- **PROBLEM DETAILS**: State how many lines in these records contain the word "title", and nothing else.
BEGIN DATASET EXTRACT
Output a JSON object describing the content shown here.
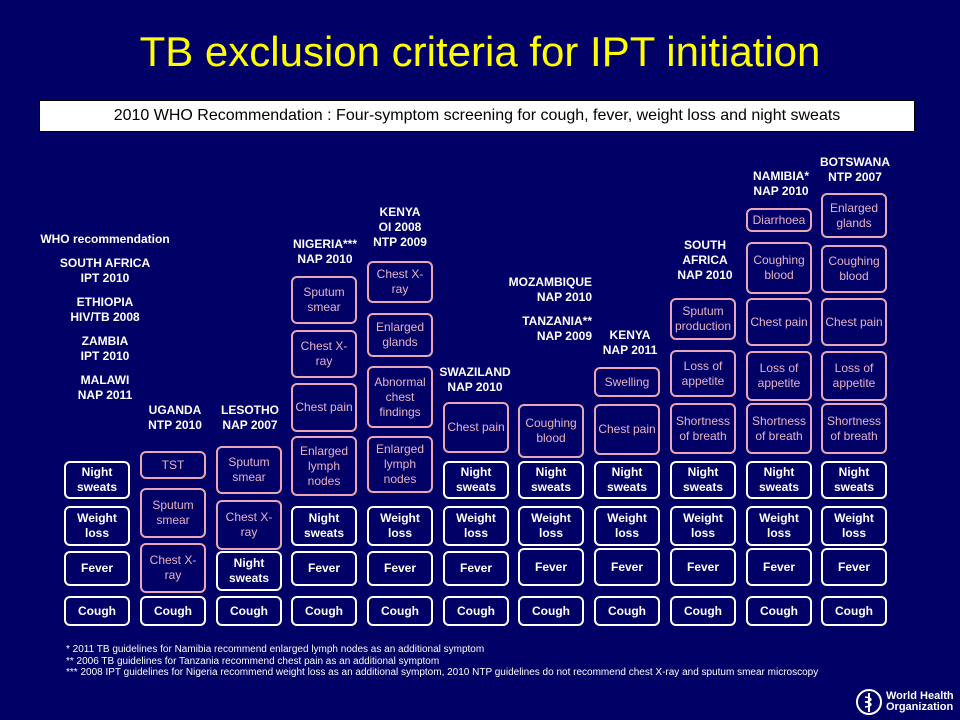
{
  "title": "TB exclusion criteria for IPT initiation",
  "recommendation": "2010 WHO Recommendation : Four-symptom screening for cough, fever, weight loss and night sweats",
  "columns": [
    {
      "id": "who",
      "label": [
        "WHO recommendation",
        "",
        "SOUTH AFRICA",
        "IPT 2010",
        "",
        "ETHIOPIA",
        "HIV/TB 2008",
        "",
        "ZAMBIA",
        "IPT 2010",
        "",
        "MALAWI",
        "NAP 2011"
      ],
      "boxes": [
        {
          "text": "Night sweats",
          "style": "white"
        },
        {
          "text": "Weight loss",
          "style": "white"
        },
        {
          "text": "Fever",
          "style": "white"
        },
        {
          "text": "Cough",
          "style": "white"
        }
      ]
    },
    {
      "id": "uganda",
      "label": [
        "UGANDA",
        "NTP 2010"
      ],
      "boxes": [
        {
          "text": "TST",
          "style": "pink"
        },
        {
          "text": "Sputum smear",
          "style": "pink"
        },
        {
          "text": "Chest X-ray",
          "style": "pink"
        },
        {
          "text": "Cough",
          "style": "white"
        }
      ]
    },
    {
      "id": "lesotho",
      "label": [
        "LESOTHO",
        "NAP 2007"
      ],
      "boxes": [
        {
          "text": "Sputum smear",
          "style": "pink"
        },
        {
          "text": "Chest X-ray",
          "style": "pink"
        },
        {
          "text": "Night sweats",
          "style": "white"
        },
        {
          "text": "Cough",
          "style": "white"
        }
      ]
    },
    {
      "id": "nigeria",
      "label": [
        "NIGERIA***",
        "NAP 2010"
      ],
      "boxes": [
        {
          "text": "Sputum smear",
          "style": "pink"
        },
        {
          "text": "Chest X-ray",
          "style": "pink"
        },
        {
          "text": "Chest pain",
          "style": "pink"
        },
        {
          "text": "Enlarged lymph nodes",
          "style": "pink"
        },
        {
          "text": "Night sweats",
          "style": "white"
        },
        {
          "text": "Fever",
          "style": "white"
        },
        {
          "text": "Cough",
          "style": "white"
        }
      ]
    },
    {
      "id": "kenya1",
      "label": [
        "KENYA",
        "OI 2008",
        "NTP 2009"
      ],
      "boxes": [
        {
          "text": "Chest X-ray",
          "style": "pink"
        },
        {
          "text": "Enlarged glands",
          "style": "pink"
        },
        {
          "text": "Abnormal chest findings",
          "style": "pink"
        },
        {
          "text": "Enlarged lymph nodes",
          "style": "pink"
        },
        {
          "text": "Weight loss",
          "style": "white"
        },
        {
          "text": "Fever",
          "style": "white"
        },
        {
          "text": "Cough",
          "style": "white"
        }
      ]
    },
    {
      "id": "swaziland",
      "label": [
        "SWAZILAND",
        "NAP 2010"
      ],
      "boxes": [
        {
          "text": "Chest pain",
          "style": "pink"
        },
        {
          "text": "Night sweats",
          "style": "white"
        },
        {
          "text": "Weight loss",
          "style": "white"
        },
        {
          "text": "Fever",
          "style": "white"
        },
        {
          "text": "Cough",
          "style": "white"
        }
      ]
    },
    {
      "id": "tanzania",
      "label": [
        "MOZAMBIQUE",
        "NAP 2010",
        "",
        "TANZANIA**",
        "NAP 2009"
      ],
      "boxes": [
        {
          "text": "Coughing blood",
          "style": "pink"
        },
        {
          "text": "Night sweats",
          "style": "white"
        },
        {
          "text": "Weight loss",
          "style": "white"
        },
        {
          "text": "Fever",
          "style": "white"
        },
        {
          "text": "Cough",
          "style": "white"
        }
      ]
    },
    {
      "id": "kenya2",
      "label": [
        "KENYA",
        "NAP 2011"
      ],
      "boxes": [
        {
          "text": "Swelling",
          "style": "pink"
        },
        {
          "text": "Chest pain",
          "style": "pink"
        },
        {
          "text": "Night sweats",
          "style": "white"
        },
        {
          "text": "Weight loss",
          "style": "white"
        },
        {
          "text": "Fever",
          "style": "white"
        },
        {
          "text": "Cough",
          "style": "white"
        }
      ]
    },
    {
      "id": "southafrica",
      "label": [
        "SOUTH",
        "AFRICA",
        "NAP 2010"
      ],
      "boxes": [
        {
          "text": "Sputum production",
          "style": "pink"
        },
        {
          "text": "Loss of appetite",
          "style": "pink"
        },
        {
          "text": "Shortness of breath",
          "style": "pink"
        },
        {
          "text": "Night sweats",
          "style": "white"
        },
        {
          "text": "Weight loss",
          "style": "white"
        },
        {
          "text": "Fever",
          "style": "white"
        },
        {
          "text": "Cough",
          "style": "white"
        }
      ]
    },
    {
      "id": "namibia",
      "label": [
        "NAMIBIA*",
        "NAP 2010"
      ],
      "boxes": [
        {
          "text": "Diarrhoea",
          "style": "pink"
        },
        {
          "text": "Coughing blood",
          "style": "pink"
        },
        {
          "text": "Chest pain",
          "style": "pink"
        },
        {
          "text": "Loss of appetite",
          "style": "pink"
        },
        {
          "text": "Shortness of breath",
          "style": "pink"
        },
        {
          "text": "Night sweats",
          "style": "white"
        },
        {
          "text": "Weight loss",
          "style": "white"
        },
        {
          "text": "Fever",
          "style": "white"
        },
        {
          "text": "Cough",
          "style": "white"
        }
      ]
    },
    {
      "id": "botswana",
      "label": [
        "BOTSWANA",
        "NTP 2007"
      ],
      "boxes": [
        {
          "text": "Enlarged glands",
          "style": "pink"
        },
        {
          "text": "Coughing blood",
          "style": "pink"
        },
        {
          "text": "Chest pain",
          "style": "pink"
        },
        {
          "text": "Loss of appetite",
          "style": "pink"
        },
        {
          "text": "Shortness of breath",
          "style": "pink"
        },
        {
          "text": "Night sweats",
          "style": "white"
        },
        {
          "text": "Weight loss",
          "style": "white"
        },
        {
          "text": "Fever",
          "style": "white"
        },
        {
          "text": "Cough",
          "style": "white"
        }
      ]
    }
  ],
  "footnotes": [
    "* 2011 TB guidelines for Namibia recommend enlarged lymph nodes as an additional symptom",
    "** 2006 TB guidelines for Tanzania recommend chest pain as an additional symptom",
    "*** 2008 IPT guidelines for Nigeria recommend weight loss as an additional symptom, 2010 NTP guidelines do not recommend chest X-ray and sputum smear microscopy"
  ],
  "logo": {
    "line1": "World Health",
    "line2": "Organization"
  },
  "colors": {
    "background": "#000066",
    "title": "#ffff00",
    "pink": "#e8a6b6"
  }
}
END DATASET EXTRACT
BEGIN DATASET EXTRACT
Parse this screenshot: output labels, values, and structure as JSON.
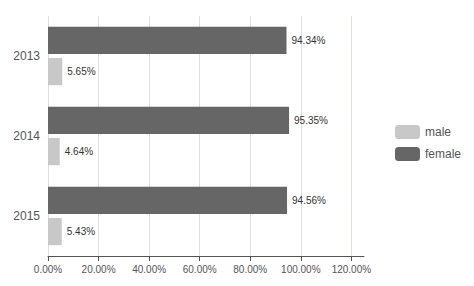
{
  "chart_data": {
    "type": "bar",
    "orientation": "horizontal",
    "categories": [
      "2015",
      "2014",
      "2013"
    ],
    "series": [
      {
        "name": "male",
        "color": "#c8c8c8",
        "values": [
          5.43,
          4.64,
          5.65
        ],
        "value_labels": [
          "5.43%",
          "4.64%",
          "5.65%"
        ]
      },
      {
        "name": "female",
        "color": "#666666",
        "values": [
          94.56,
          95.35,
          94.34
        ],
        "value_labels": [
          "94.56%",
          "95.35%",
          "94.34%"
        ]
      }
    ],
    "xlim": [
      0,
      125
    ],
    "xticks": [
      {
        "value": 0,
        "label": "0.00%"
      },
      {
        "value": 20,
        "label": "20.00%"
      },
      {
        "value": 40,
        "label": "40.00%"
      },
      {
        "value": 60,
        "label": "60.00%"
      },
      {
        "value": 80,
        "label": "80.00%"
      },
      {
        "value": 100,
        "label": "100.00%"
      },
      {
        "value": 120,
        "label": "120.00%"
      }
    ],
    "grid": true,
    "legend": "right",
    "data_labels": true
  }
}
END DATASET EXTRACT
- **REPLY**: 2